• **Instructions for the task**
Copy all of the material below exactly.

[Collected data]
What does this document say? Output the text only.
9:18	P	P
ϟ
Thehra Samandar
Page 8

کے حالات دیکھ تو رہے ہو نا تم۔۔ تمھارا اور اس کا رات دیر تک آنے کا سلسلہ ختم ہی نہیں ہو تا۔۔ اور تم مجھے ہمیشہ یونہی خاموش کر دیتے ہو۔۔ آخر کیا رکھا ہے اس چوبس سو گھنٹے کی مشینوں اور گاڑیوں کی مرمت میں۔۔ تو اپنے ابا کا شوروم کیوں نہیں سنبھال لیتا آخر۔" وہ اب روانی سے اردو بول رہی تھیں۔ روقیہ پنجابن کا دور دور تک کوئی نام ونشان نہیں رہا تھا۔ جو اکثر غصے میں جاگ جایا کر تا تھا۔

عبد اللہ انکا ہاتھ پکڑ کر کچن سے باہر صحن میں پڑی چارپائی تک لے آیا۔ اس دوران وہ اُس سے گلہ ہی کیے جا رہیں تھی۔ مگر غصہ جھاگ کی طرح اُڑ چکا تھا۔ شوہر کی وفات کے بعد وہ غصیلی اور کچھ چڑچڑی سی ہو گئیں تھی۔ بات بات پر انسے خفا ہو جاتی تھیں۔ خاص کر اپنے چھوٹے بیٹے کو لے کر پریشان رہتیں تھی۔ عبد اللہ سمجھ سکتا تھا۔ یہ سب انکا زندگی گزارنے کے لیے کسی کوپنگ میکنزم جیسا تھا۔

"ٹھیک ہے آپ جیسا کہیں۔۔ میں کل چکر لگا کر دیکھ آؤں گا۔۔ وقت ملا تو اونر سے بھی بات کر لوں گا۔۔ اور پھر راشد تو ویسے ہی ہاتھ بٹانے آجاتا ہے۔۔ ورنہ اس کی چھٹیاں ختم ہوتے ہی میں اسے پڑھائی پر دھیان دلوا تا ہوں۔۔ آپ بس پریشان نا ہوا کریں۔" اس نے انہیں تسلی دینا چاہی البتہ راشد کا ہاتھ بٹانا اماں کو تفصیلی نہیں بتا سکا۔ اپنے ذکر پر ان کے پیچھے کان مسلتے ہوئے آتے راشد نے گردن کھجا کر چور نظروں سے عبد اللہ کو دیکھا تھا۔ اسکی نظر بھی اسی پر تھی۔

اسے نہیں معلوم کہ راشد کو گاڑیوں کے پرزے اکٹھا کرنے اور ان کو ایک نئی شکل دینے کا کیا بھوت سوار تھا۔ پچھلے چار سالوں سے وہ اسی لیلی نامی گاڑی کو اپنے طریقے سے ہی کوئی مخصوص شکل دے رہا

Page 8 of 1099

• **Exercise answer**
What does this document say? Output the text only.
9:18	P	P
ϟ
Thehra Samandar
Page 8

کے حالات دیکھ تو رہے ہو نا تم۔۔ تمھارا اور اس کا رات دیر تک آنے کا سلسلہ ختم ہی نہیں ہو تا۔۔ اور تم مجھے ہمیشہ یونہی خاموش کر دیتے ہو۔۔ آخر کیا رکھا ہے اس چوبس سو گھنٹے کی مشینوں اور گاڑیوں کی مرمت میں۔۔ تو اپنے ابا کا شوروم کیوں نہیں سنبھال لیتا آخر۔" وہ اب روانی سے اردو بول رہی تھیں۔ روقیہ پنجابن کا دور دور تک کوئی نام ونشان نہیں رہا تھا۔ جو اکثر غصے میں جاگ جایا کر تا تھا۔

عبد اللہ انکا ہاتھ پکڑ کر کچن سے باہر صحن میں پڑی چارپائی تک لے آیا۔ اس دوران وہ اُس سے گلہ ہی کیے جا رہیں تھی۔ مگر غصہ جھاگ کی طرح اُڑ چکا تھا۔ شوہر کی وفات کے بعد وہ غصیلی اور کچھ چڑچڑی سی ہو گئیں تھی۔ بات بات پر انسے خفا ہو جاتی تھیں۔ خاص کر اپنے چھوٹے بیٹے کو لے کر پریشان رہتیں تھی۔ عبد اللہ سمجھ سکتا تھا۔ یہ سب انکا زندگی گزارنے کے لیے کسی کوپنگ میکنزم جیسا تھا۔

"ٹھیک ہے آپ جیسا کہیں۔۔ میں کل چکر لگا کر دیکھ آؤں گا۔۔ وقت ملا تو اونر سے بھی بات کر لوں گا۔۔ اور پھر راشد تو ویسے ہی ہاتھ بٹانے آجاتا ہے۔۔ ورنہ اس کی چھٹیاں ختم ہوتے ہی میں اسے پڑھائی پر دھیان دلوا تا ہوں۔۔ آپ بس پریشان نا ہوا کریں۔" اس نے انہیں تسلی دینا چاہی البتہ راشد کا ہاتھ بٹانا اماں کو تفصیلی نہیں بتا سکا۔ اپنے ذکر پر ان کے پیچھے کان مسلتے ہوئے آتے راشد نے گردن کھجا کر چور نظروں سے عبد اللہ کو دیکھا تھا۔ اسکی نظر بھی اسی پر تھی۔

اسے نہیں معلوم کہ راشد کو گاڑیوں کے پرزے اکٹھا کرنے اور ان کو ایک نئی شکل دینے کا کیا بھوت سوار تھا۔ پچھلے چار سالوں سے وہ اسی لیلی نامی گاڑی کو اپنے طریقے سے ہی کوئی مخصوص شکل دے رہا

Page 8 of 1099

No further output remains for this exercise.